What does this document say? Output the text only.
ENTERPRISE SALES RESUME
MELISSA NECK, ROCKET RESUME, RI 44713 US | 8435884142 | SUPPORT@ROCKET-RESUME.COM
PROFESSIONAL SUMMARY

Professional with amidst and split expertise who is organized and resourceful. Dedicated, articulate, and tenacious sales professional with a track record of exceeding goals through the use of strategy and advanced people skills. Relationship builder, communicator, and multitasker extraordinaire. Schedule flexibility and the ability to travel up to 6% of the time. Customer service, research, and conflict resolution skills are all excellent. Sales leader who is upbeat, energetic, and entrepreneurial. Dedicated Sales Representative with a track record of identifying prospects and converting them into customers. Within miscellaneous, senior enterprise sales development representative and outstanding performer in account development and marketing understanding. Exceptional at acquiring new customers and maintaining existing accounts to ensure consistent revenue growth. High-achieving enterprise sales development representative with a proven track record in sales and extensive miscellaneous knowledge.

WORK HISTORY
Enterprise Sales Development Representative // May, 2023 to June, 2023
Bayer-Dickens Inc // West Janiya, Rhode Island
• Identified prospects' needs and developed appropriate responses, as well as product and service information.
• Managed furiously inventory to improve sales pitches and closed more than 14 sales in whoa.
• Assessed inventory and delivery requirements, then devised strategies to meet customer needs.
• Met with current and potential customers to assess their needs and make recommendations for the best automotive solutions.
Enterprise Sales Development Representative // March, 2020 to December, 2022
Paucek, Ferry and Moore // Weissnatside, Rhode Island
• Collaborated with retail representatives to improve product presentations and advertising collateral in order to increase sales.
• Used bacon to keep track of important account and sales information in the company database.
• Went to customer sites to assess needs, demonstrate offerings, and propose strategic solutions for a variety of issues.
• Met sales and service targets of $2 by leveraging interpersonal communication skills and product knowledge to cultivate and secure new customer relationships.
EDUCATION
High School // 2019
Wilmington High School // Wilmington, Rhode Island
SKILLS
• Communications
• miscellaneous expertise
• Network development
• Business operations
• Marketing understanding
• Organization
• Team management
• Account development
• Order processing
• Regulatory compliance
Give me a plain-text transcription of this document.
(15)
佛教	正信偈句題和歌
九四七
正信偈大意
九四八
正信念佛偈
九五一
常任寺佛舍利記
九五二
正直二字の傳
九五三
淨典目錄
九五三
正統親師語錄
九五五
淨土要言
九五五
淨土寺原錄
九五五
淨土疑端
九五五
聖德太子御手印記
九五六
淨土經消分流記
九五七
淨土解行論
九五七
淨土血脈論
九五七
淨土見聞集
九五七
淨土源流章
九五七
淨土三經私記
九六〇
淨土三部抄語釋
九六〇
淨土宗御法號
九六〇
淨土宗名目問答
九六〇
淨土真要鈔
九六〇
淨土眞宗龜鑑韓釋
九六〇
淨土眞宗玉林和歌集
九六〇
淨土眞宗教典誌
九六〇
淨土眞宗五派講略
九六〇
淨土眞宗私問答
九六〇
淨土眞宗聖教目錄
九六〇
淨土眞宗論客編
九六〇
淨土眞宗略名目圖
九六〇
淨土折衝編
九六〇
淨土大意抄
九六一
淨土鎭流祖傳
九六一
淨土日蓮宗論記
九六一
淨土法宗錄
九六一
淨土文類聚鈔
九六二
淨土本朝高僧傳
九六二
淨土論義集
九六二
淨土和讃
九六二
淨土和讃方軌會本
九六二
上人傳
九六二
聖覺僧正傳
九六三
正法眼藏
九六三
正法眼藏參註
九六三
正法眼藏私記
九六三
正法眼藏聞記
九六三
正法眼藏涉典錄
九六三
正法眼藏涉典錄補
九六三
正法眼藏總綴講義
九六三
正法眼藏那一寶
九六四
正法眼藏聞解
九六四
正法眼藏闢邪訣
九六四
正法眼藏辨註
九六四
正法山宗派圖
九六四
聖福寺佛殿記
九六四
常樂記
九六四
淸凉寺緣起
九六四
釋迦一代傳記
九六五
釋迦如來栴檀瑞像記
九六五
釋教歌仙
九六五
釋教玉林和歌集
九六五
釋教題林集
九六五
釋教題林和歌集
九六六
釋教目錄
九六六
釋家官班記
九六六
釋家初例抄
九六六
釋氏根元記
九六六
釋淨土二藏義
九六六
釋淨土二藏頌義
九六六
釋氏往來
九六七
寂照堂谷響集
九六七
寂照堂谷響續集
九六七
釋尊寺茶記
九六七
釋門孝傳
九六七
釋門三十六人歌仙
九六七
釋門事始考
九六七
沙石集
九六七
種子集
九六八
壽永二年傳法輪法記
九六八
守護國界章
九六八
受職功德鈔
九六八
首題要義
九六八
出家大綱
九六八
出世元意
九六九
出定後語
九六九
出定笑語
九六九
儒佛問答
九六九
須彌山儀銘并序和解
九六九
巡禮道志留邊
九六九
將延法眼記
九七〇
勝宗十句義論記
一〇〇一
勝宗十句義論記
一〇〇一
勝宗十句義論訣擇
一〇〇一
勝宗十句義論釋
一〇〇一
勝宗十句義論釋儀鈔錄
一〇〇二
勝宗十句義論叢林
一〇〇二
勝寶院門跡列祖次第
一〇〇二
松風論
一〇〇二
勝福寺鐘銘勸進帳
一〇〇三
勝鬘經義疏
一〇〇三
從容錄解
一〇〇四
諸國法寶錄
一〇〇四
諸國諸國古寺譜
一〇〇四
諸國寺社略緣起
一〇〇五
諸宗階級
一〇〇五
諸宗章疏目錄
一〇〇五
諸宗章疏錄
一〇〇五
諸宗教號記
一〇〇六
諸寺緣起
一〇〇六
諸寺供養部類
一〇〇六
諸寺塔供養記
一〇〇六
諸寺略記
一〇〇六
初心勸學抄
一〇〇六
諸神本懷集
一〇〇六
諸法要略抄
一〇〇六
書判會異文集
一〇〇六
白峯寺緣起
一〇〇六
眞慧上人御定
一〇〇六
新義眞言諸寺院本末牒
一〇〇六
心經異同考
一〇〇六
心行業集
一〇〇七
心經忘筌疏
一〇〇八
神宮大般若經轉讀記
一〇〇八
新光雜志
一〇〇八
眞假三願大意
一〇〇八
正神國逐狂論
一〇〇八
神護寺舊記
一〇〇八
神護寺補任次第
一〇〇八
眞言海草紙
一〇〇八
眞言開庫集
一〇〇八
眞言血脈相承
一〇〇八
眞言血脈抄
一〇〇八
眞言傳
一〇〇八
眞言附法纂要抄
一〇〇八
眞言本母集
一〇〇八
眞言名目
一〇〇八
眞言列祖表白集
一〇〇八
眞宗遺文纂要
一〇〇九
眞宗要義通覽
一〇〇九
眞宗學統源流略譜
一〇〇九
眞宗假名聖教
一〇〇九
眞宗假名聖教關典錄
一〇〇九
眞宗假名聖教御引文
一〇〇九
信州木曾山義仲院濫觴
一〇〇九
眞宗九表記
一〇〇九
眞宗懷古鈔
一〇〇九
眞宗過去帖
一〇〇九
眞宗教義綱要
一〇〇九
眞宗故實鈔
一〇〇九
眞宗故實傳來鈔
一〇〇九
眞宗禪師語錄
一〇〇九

──────────────────────────────

What you are asked to do:
Note each line of the entries that has "Island" in it, and copy those lines.

Written reply:
Bayer-Dickens Inc // West Janiya, Rhode Island
Paucek, Ferry and Moore // Weissnatside, Rhode Island
Wilmington High School // Wilmington, Rhode Island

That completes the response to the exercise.